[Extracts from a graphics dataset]
########

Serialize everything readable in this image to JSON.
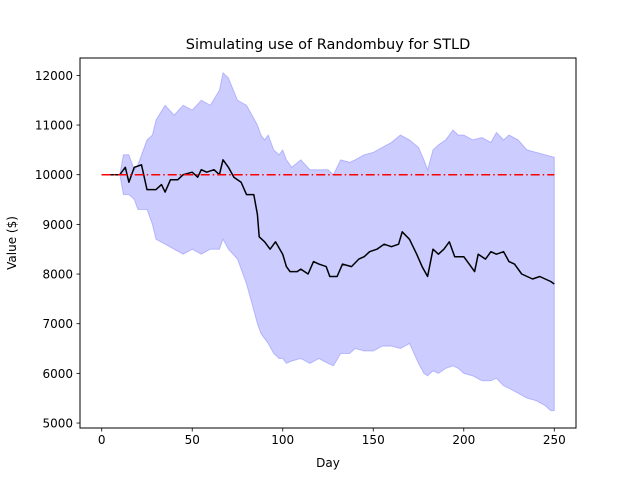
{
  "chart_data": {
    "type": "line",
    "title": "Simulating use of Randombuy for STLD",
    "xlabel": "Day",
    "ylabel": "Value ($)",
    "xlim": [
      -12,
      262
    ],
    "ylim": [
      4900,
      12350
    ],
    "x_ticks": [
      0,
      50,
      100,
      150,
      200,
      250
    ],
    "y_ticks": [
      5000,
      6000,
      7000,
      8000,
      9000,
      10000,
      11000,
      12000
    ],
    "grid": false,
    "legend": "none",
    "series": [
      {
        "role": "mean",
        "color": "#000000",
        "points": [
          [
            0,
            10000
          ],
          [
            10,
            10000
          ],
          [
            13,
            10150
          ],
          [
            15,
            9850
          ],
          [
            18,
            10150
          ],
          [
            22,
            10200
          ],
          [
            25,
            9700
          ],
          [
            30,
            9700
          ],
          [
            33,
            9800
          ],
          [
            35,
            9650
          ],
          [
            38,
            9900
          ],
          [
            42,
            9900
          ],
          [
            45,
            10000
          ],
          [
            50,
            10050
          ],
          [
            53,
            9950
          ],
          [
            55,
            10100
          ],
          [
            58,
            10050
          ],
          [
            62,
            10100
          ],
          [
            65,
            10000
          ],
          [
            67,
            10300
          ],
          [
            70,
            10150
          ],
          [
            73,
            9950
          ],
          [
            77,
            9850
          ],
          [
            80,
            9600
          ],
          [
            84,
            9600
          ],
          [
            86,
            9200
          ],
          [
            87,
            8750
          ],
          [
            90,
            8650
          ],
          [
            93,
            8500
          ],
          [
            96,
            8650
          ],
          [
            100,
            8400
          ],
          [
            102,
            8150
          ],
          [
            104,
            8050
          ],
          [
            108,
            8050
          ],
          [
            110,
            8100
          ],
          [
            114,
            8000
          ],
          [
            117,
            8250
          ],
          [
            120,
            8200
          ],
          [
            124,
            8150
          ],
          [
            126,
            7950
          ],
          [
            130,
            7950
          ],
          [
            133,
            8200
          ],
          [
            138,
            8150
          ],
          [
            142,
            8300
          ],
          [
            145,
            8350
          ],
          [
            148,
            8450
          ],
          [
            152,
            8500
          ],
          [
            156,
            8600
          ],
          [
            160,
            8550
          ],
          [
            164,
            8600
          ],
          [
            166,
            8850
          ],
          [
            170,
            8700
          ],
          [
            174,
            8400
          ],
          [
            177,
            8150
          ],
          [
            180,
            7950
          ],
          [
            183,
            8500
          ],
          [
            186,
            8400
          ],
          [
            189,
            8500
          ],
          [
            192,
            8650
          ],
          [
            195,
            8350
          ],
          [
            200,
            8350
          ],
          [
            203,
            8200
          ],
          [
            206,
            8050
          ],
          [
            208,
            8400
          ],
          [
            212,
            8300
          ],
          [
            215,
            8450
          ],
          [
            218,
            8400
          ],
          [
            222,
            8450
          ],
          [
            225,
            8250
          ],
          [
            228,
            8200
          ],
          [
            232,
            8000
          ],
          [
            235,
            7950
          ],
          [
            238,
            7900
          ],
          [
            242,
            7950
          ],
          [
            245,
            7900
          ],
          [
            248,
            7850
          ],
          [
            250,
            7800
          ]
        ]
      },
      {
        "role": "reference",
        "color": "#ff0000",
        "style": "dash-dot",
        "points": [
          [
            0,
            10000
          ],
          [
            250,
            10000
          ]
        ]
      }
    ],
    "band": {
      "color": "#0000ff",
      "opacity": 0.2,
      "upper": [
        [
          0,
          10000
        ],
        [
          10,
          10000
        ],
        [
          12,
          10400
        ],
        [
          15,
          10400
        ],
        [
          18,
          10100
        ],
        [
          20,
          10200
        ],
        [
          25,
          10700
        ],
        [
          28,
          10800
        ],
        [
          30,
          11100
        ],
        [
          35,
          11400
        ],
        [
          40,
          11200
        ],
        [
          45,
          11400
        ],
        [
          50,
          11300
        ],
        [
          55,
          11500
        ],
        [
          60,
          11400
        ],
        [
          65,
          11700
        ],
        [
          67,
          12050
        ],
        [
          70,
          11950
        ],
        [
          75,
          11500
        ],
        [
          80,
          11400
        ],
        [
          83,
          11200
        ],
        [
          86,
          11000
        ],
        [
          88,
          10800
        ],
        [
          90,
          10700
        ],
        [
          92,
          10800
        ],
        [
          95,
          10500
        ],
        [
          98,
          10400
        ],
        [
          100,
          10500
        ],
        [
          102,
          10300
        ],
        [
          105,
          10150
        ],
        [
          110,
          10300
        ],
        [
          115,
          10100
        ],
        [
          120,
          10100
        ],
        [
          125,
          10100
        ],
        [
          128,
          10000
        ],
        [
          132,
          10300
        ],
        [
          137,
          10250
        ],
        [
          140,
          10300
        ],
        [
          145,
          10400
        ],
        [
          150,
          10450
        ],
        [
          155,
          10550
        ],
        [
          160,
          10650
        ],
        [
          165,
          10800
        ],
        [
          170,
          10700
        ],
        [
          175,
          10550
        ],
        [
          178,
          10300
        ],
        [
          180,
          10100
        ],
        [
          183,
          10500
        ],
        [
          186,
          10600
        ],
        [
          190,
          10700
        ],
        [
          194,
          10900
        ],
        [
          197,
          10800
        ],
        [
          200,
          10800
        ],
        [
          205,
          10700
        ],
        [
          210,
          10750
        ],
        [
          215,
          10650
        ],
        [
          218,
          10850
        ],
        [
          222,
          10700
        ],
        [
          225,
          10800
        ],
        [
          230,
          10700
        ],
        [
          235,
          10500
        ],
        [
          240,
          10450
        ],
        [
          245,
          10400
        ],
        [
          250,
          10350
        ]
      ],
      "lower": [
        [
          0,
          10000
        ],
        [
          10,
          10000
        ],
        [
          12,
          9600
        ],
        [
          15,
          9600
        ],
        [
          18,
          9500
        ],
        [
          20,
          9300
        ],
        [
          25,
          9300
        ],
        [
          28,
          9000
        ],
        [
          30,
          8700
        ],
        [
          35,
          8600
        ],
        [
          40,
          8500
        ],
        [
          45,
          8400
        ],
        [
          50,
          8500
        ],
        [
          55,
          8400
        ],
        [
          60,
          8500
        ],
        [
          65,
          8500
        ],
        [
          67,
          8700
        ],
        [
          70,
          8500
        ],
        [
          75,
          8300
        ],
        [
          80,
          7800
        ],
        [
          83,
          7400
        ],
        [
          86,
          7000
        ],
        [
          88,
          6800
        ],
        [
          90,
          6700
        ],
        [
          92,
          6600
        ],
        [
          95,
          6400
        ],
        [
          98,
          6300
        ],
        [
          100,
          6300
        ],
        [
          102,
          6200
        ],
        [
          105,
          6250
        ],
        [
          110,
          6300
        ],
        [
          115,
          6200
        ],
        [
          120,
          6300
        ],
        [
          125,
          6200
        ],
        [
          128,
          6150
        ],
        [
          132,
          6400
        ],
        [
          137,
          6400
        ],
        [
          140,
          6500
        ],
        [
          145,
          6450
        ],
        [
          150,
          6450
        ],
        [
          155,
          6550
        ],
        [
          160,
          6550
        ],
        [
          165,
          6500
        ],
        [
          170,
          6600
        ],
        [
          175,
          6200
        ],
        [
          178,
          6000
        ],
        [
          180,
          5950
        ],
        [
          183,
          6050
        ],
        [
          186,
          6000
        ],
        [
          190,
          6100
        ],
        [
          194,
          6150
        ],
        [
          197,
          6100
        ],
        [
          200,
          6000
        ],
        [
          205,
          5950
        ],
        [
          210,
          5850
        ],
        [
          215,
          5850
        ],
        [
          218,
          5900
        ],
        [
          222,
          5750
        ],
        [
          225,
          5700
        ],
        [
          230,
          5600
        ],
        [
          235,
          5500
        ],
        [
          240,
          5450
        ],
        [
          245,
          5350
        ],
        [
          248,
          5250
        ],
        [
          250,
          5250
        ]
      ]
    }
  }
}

########

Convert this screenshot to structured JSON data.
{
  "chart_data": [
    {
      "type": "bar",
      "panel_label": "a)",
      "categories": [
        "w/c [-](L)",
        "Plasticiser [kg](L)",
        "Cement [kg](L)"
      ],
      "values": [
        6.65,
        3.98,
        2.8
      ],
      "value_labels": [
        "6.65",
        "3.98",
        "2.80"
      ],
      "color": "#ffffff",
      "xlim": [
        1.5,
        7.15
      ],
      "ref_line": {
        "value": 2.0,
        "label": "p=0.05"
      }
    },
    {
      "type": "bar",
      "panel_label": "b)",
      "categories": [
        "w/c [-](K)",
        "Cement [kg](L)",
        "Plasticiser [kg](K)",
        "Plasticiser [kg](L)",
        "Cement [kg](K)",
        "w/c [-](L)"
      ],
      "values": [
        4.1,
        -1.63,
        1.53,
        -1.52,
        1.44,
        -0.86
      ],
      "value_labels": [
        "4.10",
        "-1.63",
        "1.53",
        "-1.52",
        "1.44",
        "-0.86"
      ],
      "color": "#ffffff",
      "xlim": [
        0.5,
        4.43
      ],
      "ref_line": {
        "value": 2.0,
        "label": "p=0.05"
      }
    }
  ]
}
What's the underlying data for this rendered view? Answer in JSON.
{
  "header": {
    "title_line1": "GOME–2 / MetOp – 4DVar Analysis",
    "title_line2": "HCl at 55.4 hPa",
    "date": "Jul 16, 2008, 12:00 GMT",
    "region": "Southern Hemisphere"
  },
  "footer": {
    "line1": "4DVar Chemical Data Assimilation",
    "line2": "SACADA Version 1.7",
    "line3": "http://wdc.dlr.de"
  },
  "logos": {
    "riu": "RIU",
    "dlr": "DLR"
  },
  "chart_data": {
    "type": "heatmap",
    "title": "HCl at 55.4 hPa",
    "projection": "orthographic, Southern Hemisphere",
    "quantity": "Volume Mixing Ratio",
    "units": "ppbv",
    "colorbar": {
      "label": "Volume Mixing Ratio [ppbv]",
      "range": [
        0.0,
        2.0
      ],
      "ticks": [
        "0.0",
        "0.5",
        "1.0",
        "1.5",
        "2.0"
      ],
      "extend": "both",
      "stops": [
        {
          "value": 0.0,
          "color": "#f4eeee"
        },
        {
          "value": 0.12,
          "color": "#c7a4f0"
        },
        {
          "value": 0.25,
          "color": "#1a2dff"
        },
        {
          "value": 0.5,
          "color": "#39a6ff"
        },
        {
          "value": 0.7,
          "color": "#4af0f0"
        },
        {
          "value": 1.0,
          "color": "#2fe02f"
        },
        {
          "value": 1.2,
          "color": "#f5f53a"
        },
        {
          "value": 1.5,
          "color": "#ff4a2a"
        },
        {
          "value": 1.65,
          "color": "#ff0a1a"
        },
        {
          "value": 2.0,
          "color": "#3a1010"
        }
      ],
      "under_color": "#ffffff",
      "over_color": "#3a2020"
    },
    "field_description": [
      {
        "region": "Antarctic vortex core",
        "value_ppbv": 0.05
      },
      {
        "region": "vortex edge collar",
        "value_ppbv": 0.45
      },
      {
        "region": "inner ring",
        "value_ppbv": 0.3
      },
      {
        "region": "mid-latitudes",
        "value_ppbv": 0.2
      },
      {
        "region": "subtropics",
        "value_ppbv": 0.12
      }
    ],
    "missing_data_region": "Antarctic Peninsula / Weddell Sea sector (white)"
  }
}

########

> _TASK BRIEF_
Take every line above carrying "this" and return it.

> _ANSWER TO THE EXERCISE_
Serialize everything readable in this image to JSON.
Convert this screenshot to structured JSON data.
What's the underlying data for this rendered view? Answer in JSON.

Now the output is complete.